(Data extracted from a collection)
· · · · ·

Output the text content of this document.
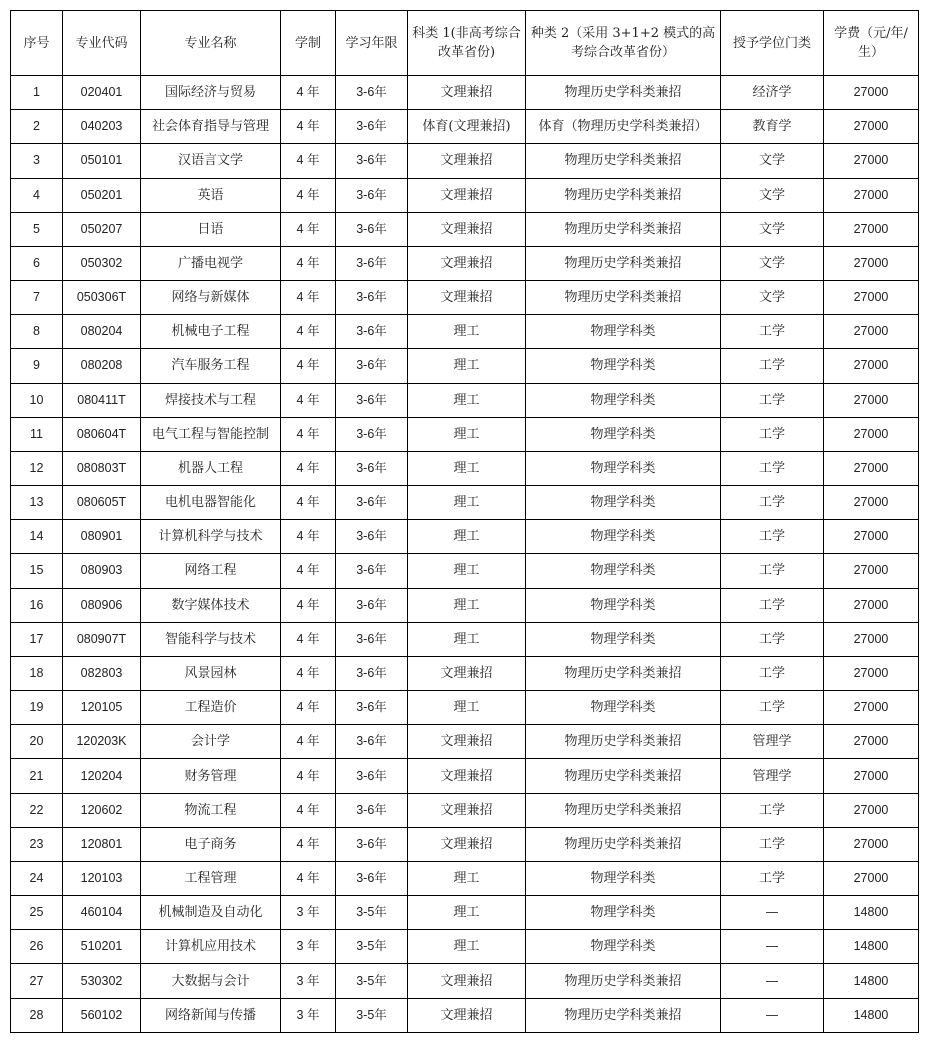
序号	专业代码	专业名称	学制	学习年限	科类 1(非高考综合改革省份)	种类 2（采用 3+1+2 模式的高考综合改革省份）	授予学位门类	学费（元/年/生）
1	020401	国际经济与贸易	4 年	3-6年	文理兼招	物理历史学科类兼招	经济学	27000
2	040203	社会体育指导与管理	4 年	3-6年	体育(文理兼招)	体育（物理历史学科类兼招）	教育学	27000
3	050101	汉语言文学	4 年	3-6年	文理兼招	物理历史学科类兼招	文学	27000
4	050201	英语	4 年	3-6年	文理兼招	物理历史学科类兼招	文学	27000
5	050207	日语	4 年	3-6年	文理兼招	物理历史学科类兼招	文学	27000
6	050302	广播电视学	4 年	3-6年	文理兼招	物理历史学科类兼招	文学	27000
7	050306T	网络与新媒体	4 年	3-6年	文理兼招	物理历史学科类兼招	文学	27000
8	080204	机械电子工程	4 年	3-6年	理工	物理学科类	工学	27000
9	080208	汽车服务工程	4 年	3-6年	理工	物理学科类	工学	27000
10	080411T	焊接技术与工程	4 年	3-6年	理工	物理学科类	工学	27000
11	080604T	电气工程与智能控制	4 年	3-6年	理工	物理学科类	工学	27000
12	080803T	机器人工程	4 年	3-6年	理工	物理学科类	工学	27000
13	080605T	电机电器智能化	4 年	3-6年	理工	物理学科类	工学	27000
14	080901	计算机科学与技术	4 年	3-6年	理工	物理学科类	工学	27000
15	080903	网络工程	4 年	3-6年	理工	物理学科类	工学	27000
16	080906	数字媒体技术	4 年	3-6年	理工	物理学科类	工学	27000
17	080907T	智能科学与技术	4 年	3-6年	理工	物理学科类	工学	27000
18	082803	风景园林	4 年	3-6年	文理兼招	物理历史学科类兼招	工学	27000
19	120105	工程造价	4 年	3-6年	理工	物理学科类	工学	27000
20	120203K	会计学	4 年	3-6年	文理兼招	物理历史学科类兼招	管理学	27000
21	120204	财务管理	4 年	3-6年	文理兼招	物理历史学科类兼招	管理学	27000
22	120602	物流工程	4 年	3-6年	文理兼招	物理历史学科类兼招	工学	27000
23	120801	电子商务	4 年	3-6年	文理兼招	物理历史学科类兼招	工学	27000
24	120103	工程管理	4 年	3-6年	理工	物理学科类	工学	27000
25	460104	机械制造及自动化	3 年	3-5年	理工	物理学科类	—	14800
26	510201	计算机应用技术	3 年	3-5年	理工	物理学科类	—	14800
27	530302	大数据与会计	3 年	3-5年	文理兼招	物理历史学科类兼招	—	14800
28	560102	网络新闻与传播	3 年	3-5年	文理兼招	物理历史学科类兼招	—	14800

· · · · ·

(Your goal) Transcribe every entry word for word, but skip the pictures.

(Reply)
Output the text content of this document.
序号	专业代码	专业名称	学制	学习年限	科类 1(非高考综合改革省份)	种类 2（采用 3+1+2 模式的高考综合改革省份）	授予学位门类	学费（元/年/生）
1	020401	国际经济与贸易	4 年	3-6年	文理兼招	物理历史学科类兼招	经济学	27000
2	040203	社会体育指导与管理	4 年	3-6年	体育(文理兼招)	体育（物理历史学科类兼招）	教育学	27000
3	050101	汉语言文学	4 年	3-6年	文理兼招	物理历史学科类兼招	文学	27000
4	050201	英语	4 年	3-6年	文理兼招	物理历史学科类兼招	文学	27000
5	050207	日语	4 年	3-6年	文理兼招	物理历史学科类兼招	文学	27000
6	050302	广播电视学	4 年	3-6年	文理兼招	物理历史学科类兼招	文学	27000
7	050306T	网络与新媒体	4 年	3-6年	文理兼招	物理历史学科类兼招	文学	27000
8	080204	机械电子工程	4 年	3-6年	理工	物理学科类	工学	27000
9	080208	汽车服务工程	4 年	3-6年	理工	物理学科类	工学	27000
10	080411T	焊接技术与工程	4 年	3-6年	理工	物理学科类	工学	27000
11	080604T	电气工程与智能控制	4 年	3-6年	理工	物理学科类	工学	27000
12	080803T	机器人工程	4 年	3-6年	理工	物理学科类	工学	27000
13	080605T	电机电器智能化	4 年	3-6年	理工	物理学科类	工学	27000
14	080901	计算机科学与技术	4 年	3-6年	理工	物理学科类	工学	27000
15	080903	网络工程	4 年	3-6年	理工	物理学科类	工学	27000
16	080906	数字媒体技术	4 年	3-6年	理工	物理学科类	工学	27000
17	080907T	智能科学与技术	4 年	3-6年	理工	物理学科类	工学	27000
18	082803	风景园林	4 年	3-6年	文理兼招	物理历史学科类兼招	工学	27000
19	120105	工程造价	4 年	3-6年	理工	物理学科类	工学	27000
20	120203K	会计学	4 年	3-6年	文理兼招	物理历史学科类兼招	管理学	27000
21	120204	财务管理	4 年	3-6年	文理兼招	物理历史学科类兼招	管理学	27000
22	120602	物流工程	4 年	3-6年	文理兼招	物理历史学科类兼招	工学	27000
23	120801	电子商务	4 年	3-6年	文理兼招	物理历史学科类兼招	工学	27000
24	120103	工程管理	4 年	3-6年	理工	物理学科类	工学	27000
25	460104	机械制造及自动化	3 年	3-5年	理工	物理学科类	—	14800
26	510201	计算机应用技术	3 年	3-5年	理工	物理学科类	—	14800
27	530302	大数据与会计	3 年	3-5年	文理兼招	物理历史学科类兼招	—	14800
28	560102	网络新闻与传播	3 年	3-5年	文理兼招	物理历史学科类兼招	—	14800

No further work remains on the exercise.